Written exercise: Where the string "補助上限" occurs in the material below, report the whole line.

-- START Data provided --

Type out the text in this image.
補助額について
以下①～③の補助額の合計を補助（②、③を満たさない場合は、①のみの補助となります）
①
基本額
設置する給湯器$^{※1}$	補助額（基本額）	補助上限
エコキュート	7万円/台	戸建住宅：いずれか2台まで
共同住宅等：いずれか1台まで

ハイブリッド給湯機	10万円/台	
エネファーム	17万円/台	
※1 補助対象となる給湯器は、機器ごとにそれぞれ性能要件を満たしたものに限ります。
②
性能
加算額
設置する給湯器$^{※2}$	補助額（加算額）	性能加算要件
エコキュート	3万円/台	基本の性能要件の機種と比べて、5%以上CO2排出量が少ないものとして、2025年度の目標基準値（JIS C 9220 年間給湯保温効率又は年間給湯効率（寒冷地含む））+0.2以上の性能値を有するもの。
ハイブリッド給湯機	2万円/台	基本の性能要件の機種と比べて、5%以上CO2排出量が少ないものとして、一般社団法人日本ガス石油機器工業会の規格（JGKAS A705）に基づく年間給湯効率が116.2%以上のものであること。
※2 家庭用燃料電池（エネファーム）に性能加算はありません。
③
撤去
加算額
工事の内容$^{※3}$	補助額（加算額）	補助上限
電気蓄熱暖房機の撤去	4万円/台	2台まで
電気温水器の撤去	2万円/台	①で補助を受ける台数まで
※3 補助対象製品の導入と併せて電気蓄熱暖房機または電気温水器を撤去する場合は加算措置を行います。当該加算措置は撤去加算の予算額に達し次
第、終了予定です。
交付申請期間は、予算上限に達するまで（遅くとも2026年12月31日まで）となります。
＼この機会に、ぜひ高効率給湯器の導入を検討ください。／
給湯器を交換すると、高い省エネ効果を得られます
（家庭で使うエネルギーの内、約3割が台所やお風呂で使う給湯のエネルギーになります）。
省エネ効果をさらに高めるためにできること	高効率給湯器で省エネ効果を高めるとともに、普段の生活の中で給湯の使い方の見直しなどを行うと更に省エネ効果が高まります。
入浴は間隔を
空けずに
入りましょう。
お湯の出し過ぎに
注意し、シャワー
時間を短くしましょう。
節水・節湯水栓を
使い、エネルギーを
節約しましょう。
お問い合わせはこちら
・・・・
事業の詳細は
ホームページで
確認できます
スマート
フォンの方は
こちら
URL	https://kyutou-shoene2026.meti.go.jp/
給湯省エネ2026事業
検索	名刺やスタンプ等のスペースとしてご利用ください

-- END Data provided --
-- START Data provided --

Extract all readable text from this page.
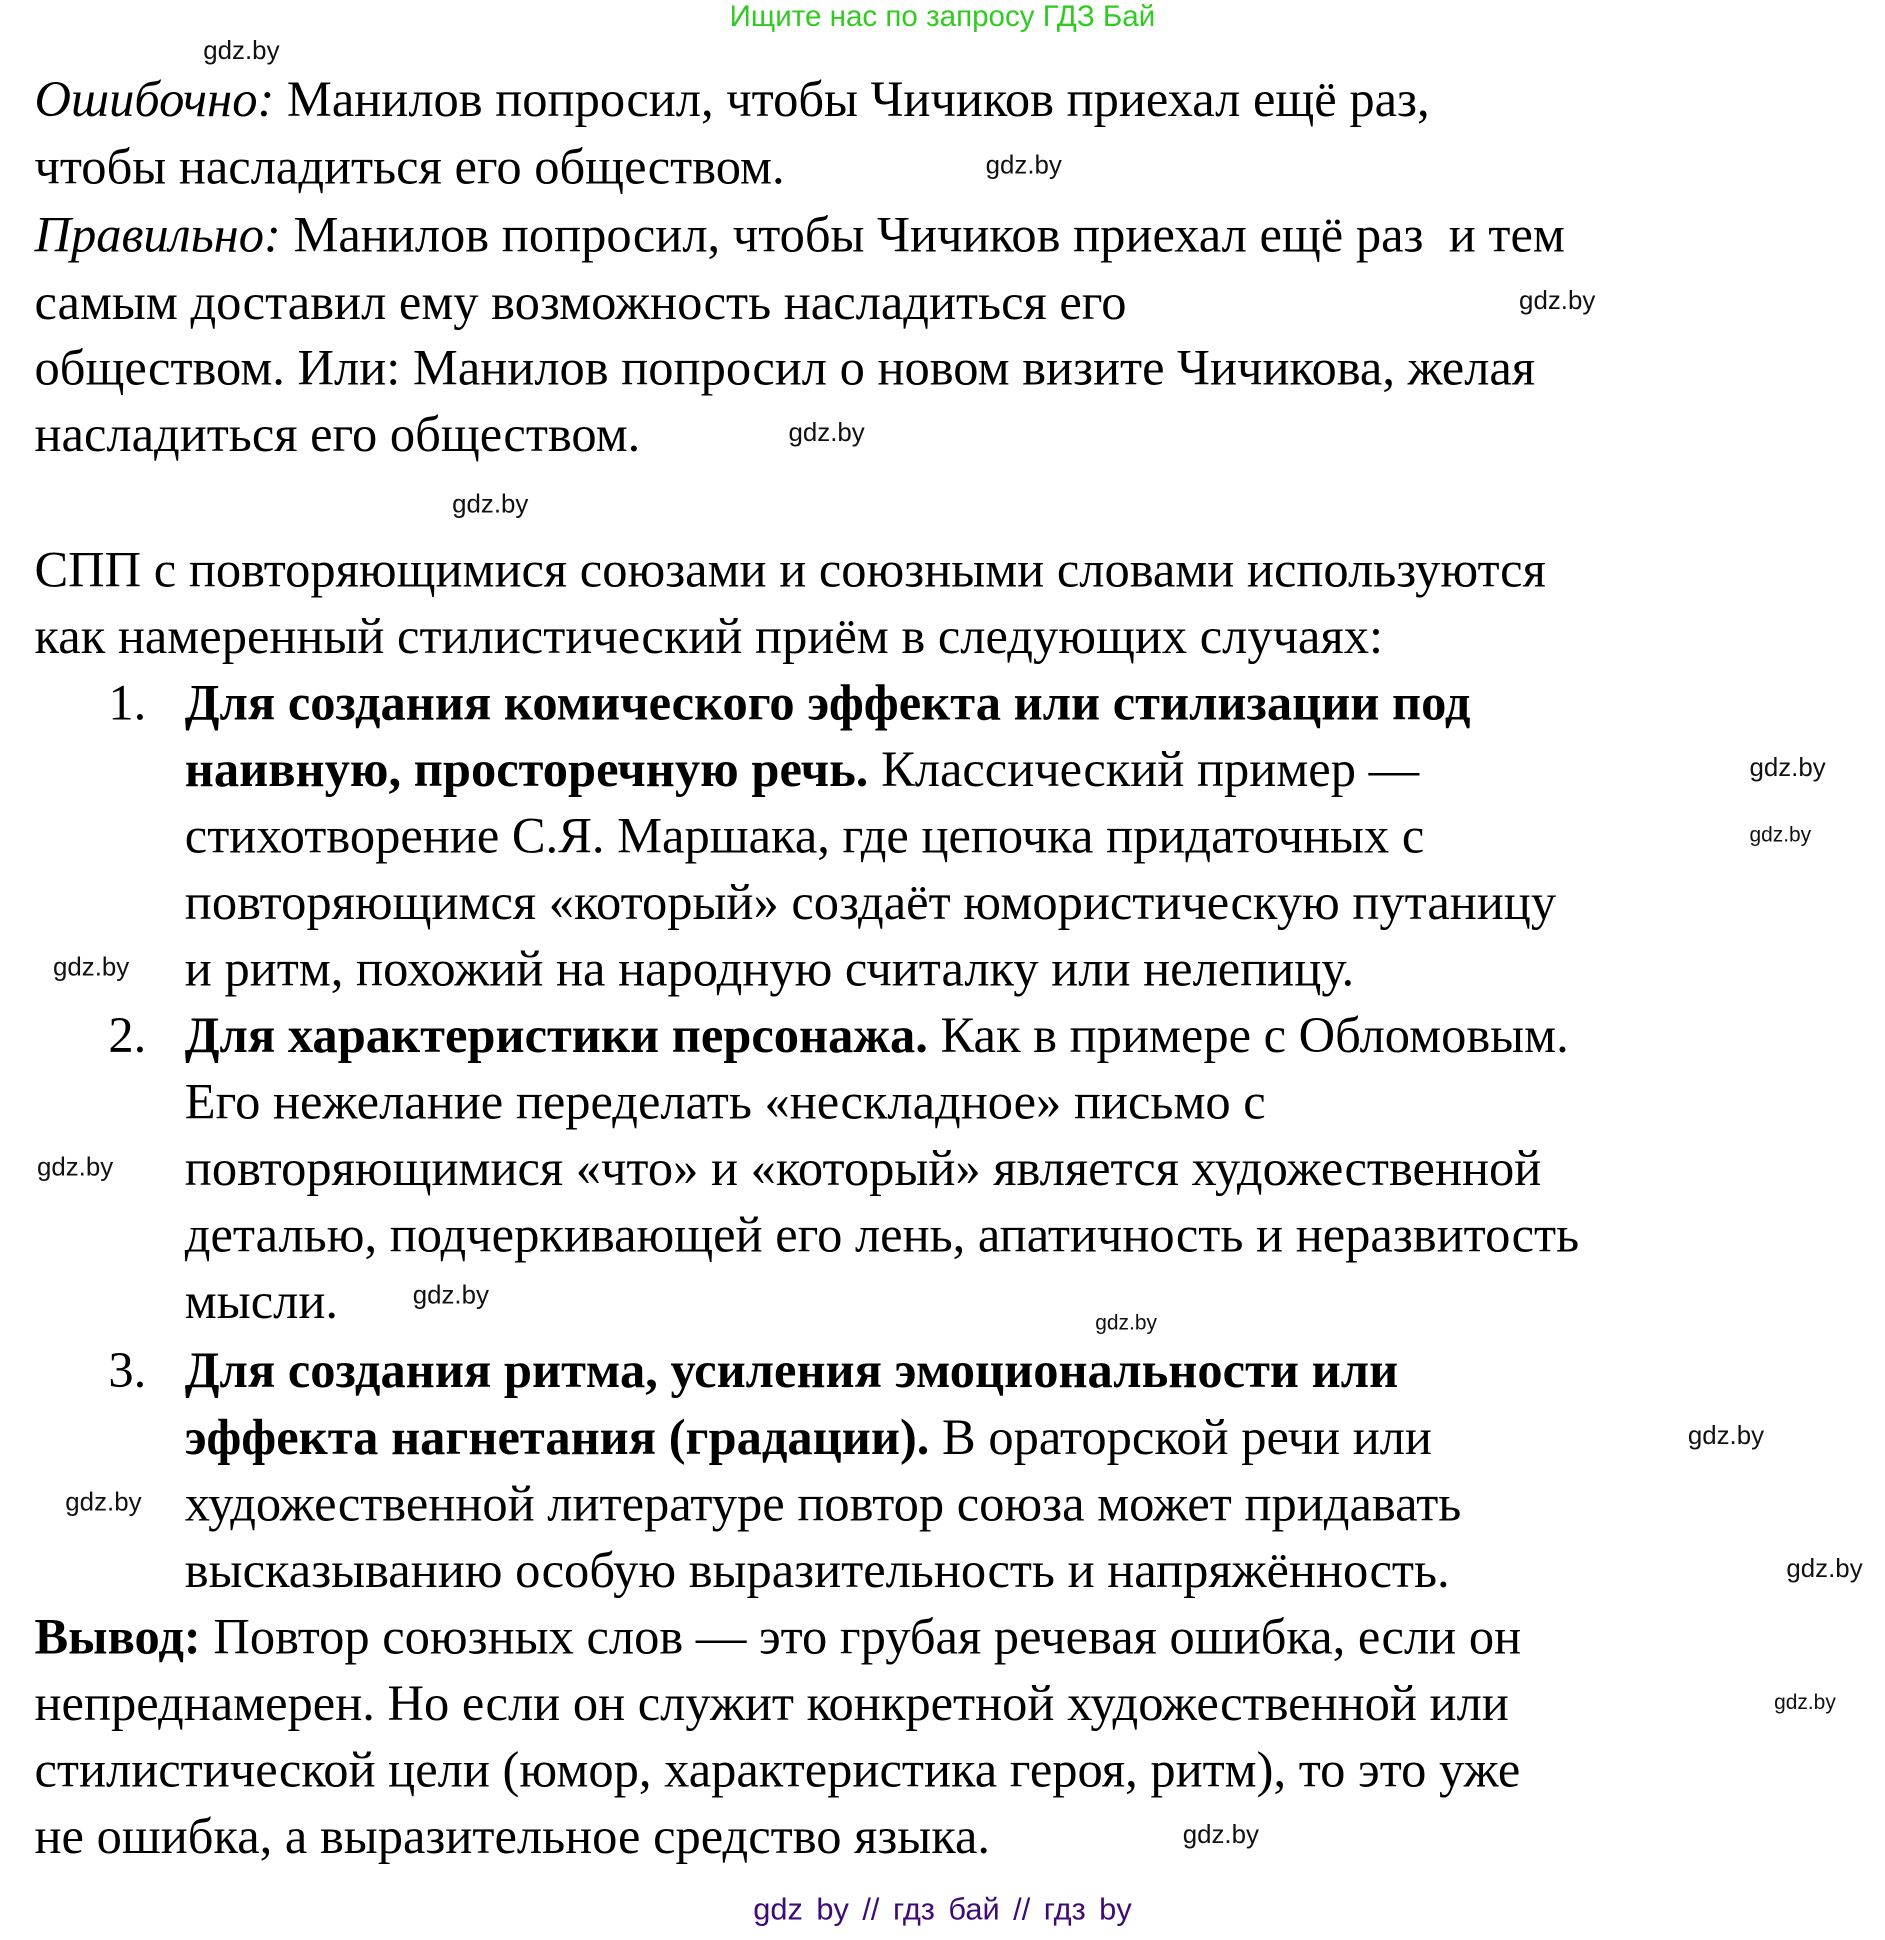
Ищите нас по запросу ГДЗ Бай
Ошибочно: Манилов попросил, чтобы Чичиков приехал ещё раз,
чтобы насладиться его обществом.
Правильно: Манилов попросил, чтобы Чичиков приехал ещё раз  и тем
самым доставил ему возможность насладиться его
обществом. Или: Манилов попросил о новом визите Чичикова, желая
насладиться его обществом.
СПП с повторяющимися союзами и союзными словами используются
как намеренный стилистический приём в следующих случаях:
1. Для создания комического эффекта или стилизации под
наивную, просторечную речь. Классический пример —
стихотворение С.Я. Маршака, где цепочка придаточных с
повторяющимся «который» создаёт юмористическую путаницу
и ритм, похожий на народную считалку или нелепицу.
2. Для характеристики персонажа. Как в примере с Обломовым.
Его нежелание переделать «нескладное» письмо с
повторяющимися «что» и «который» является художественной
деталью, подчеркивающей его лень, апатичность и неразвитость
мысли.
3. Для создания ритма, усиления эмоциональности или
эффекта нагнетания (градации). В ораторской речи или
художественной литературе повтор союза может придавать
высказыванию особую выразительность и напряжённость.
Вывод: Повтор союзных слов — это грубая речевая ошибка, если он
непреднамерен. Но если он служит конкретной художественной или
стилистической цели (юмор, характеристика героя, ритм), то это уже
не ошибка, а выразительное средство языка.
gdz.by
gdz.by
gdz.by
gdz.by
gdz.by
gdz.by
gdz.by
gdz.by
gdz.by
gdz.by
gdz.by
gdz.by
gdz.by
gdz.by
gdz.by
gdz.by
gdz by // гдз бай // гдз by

-- END Data provided --

Task output:
設置する給湯器$^{※1}$	補助額（基本額）	補助上限
工事の内容$^{※3}$	補助額（加算額）	補助上限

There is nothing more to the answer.